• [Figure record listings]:
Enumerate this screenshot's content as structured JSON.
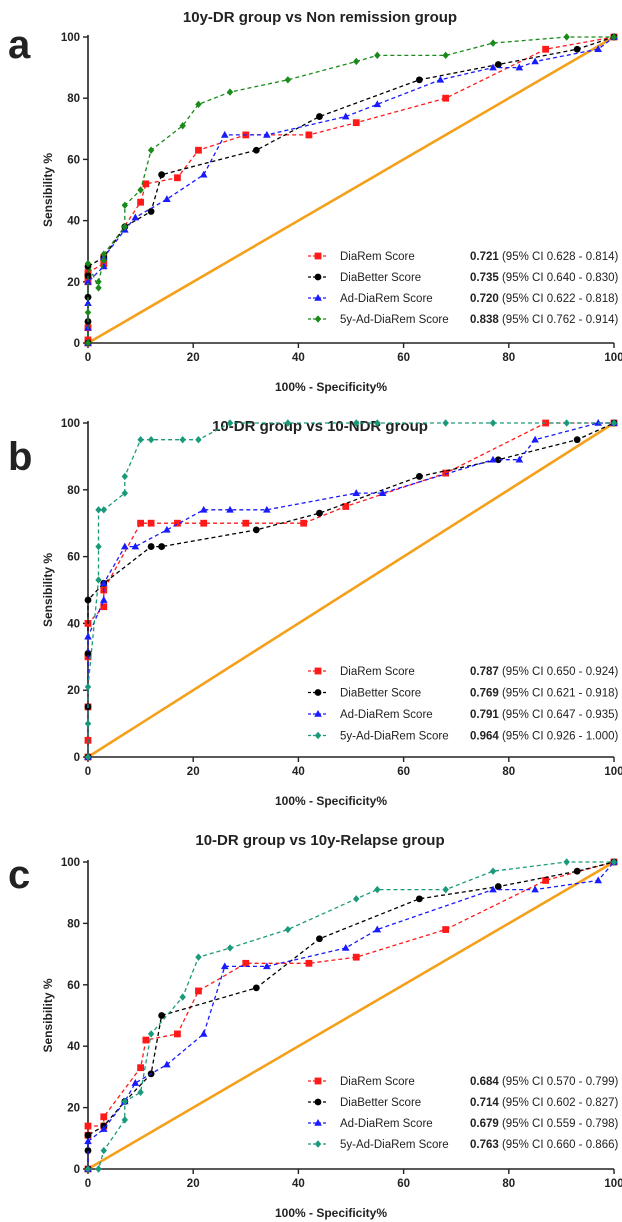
{
  "chart_data": [
    {
      "type": "line",
      "panel_label": "a",
      "title": "10y-DR group vs Non remission group",
      "xlabel": "100% - Specificity%",
      "ylabel": "Sensibility %",
      "xlim": [
        0,
        100
      ],
      "ylim": [
        0,
        100
      ],
      "x_ticks": [
        "0",
        "20",
        "40",
        "60",
        "80",
        "100"
      ],
      "y_ticks": [
        "0",
        "20",
        "40",
        "60",
        "80",
        "100"
      ],
      "grid": false,
      "legend_position": "bottom-right",
      "reference_line": {
        "x": [
          0,
          100
        ],
        "y": [
          0,
          100
        ],
        "color": "#f5a01a"
      },
      "series": [
        {
          "name": "DiaRem Score",
          "color": "#ff1a1a",
          "marker": "square",
          "auc": "0.721",
          "ci": "(95% CI 0.628 - 0.814)",
          "x": [
            0,
            0,
            0,
            0,
            0,
            0,
            3,
            3,
            10,
            11,
            17,
            21,
            30,
            42,
            51,
            68,
            87,
            100
          ],
          "y": [
            0,
            1,
            5,
            20,
            22,
            23,
            26,
            28,
            46,
            52,
            54,
            63,
            68,
            68,
            72,
            80,
            96,
            100
          ]
        },
        {
          "name": "DiaBetter Score",
          "color": "#000000",
          "marker": "circle",
          "auc": "0.735",
          "ci": "(95% CI 0.640 - 0.830)",
          "x": [
            0,
            0,
            0,
            0,
            0,
            3,
            7,
            12,
            14,
            32,
            44,
            63,
            78,
            93,
            100
          ],
          "y": [
            0,
            7,
            15,
            22,
            25,
            28,
            38,
            43,
            55,
            63,
            74,
            86,
            91,
            96,
            100
          ]
        },
        {
          "name": "Ad-DiaRem Score",
          "color": "#1a1aff",
          "marker": "triangle",
          "auc": "0.720",
          "ci": "(95% CI 0.622 - 0.818)",
          "x": [
            0,
            0,
            0,
            0,
            3,
            3,
            7,
            9,
            15,
            22,
            26,
            34,
            49,
            55,
            67,
            77,
            82,
            85,
            97,
            100
          ],
          "y": [
            0,
            5,
            13,
            20,
            25,
            28,
            37,
            41,
            47,
            55,
            68,
            68,
            74,
            78,
            86,
            90,
            90,
            92,
            96,
            100
          ]
        },
        {
          "name": "5y-Ad-DiaRem Score",
          "color": "#1a8a1a",
          "marker": "diamond",
          "auc": "0.838",
          "ci": "(95% CI 0.762 - 0.914)",
          "x": [
            0,
            0,
            0,
            2,
            2,
            3,
            3,
            7,
            7,
            10,
            12,
            18,
            21,
            27,
            38,
            51,
            55,
            68,
            77,
            91,
            100
          ],
          "y": [
            0,
            10,
            26,
            18,
            20,
            27,
            29,
            38,
            45,
            50,
            63,
            71,
            78,
            82,
            86,
            92,
            94,
            94,
            98,
            100,
            100
          ]
        }
      ]
    },
    {
      "type": "line",
      "panel_label": "b",
      "title": "10-DR group vs 10-NDR group",
      "xlabel": "100% - Specificity%",
      "ylabel": "Sensibility %",
      "xlim": [
        0,
        100
      ],
      "ylim": [
        0,
        100
      ],
      "x_ticks": [
        "0",
        "20",
        "40",
        "60",
        "80",
        "100"
      ],
      "y_ticks": [
        "0",
        "20",
        "40",
        "60",
        "80",
        "100"
      ],
      "grid": false,
      "legend_position": "bottom-right",
      "reference_line": {
        "x": [
          0,
          100
        ],
        "y": [
          0,
          100
        ],
        "color": "#f5a01a"
      },
      "series": [
        {
          "name": "DiaRem Score",
          "color": "#ff1a1a",
          "marker": "square",
          "auc": "0.787",
          "ci": "(95% CI 0.650 - 0.924)",
          "x": [
            0,
            0,
            0,
            0,
            0,
            3,
            3,
            10,
            12,
            17,
            22,
            30,
            41,
            49,
            68,
            87,
            100
          ],
          "y": [
            0,
            5,
            15,
            30,
            40,
            45,
            50,
            70,
            70,
            70,
            70,
            70,
            70,
            75,
            85,
            100,
            100
          ]
        },
        {
          "name": "DiaBetter Score",
          "color": "#000000",
          "marker": "circle",
          "auc": "0.769",
          "ci": "(95% CI 0.621 - 0.918)",
          "x": [
            0,
            0,
            0,
            0,
            3,
            12,
            14,
            32,
            44,
            63,
            78,
            93,
            100
          ],
          "y": [
            0,
            15,
            31,
            47,
            52,
            63,
            63,
            68,
            73,
            84,
            89,
            95,
            100
          ]
        },
        {
          "name": "Ad-DiaRem Score",
          "color": "#1a1aff",
          "marker": "triangle",
          "auc": "0.791",
          "ci": "(95% CI 0.647 - 0.935)",
          "x": [
            0,
            0,
            3,
            3,
            7,
            9,
            15,
            22,
            27,
            34,
            51,
            56,
            77,
            82,
            85,
            97,
            100
          ],
          "y": [
            0,
            36,
            47,
            52,
            63,
            63,
            68,
            74,
            74,
            74,
            79,
            79,
            89,
            89,
            95,
            100,
            100
          ]
        },
        {
          "name": "5y-Ad-DiaRem Score",
          "color": "#1a9a7a",
          "marker": "diamond",
          "auc": "0.964",
          "ci": "(95% CI 0.926 - 1.000)",
          "x": [
            0,
            0,
            0,
            2,
            2,
            2,
            3,
            7,
            7,
            10,
            12,
            18,
            21,
            27,
            38,
            51,
            55,
            68,
            77,
            91,
            100
          ],
          "y": [
            0,
            10,
            21,
            53,
            63,
            74,
            74,
            79,
            84,
            95,
            95,
            95,
            95,
            100,
            100,
            100,
            100,
            100,
            100,
            100,
            100
          ]
        }
      ]
    },
    {
      "type": "line",
      "panel_label": "c",
      "title": "10-DR group vs 10y-Relapse group",
      "xlabel": "100% - Specificity%",
      "ylabel": "Sensibility %",
      "xlim": [
        0,
        100
      ],
      "ylim": [
        0,
        100
      ],
      "x_ticks": [
        "0",
        "20",
        "40",
        "60",
        "80",
        "100"
      ],
      "y_ticks": [
        "0",
        "20",
        "40",
        "60",
        "80",
        "100"
      ],
      "grid": false,
      "legend_position": "bottom-right",
      "reference_line": {
        "x": [
          0,
          100
        ],
        "y": [
          0,
          100
        ],
        "color": "#f5a01a"
      },
      "series": [
        {
          "name": "DiaRem Score",
          "color": "#ff1a1a",
          "marker": "square",
          "auc": "0.684",
          "ci": "(95% CI 0.570 - 0.799)",
          "x": [
            0,
            0,
            0,
            3,
            3,
            10,
            11,
            17,
            21,
            30,
            42,
            51,
            68,
            87,
            100
          ],
          "y": [
            0,
            11,
            14,
            14,
            17,
            33,
            42,
            44,
            58,
            67,
            67,
            69,
            78,
            94,
            100
          ]
        },
        {
          "name": "DiaBetter Score",
          "color": "#000000",
          "marker": "circle",
          "auc": "0.714",
          "ci": "(95% CI 0.602 - 0.827)",
          "x": [
            0,
            0,
            0,
            3,
            7,
            12,
            14,
            32,
            44,
            63,
            78,
            93,
            100
          ],
          "y": [
            0,
            6,
            11,
            14,
            22,
            31,
            50,
            59,
            75,
            88,
            92,
            97,
            100
          ]
        },
        {
          "name": "Ad-DiaRem Score",
          "color": "#1a1aff",
          "marker": "triangle",
          "auc": "0.679",
          "ci": "(95% CI 0.559 - 0.798)",
          "x": [
            0,
            0,
            3,
            7,
            9,
            15,
            22,
            26,
            34,
            49,
            55,
            77,
            85,
            97,
            100
          ],
          "y": [
            0,
            9,
            13,
            22,
            28,
            34,
            44,
            66,
            66,
            72,
            78,
            91,
            91,
            94,
            100
          ]
        },
        {
          "name": "5y-Ad-DiaRem Score",
          "color": "#1a9a7a",
          "marker": "diamond",
          "auc": "0.763",
          "ci": "(95% CI 0.660 - 0.866)",
          "x": [
            0,
            2,
            3,
            7,
            7,
            10,
            12,
            18,
            21,
            27,
            38,
            51,
            55,
            68,
            77,
            91,
            100
          ],
          "y": [
            0,
            0,
            6,
            16,
            22,
            25,
            44,
            56,
            69,
            72,
            78,
            88,
            91,
            91,
            97,
            100,
            100
          ]
        }
      ]
    }
  ]
}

• [What you have to do]:
Find the word "group" in the material, then list each line that holds it.

• [Result]:
      "title": "10y-DR group vs Non remission group",
      "title": "10-DR group vs 10-NDR group",
      "title": "10-DR group vs 10y-Relapse group",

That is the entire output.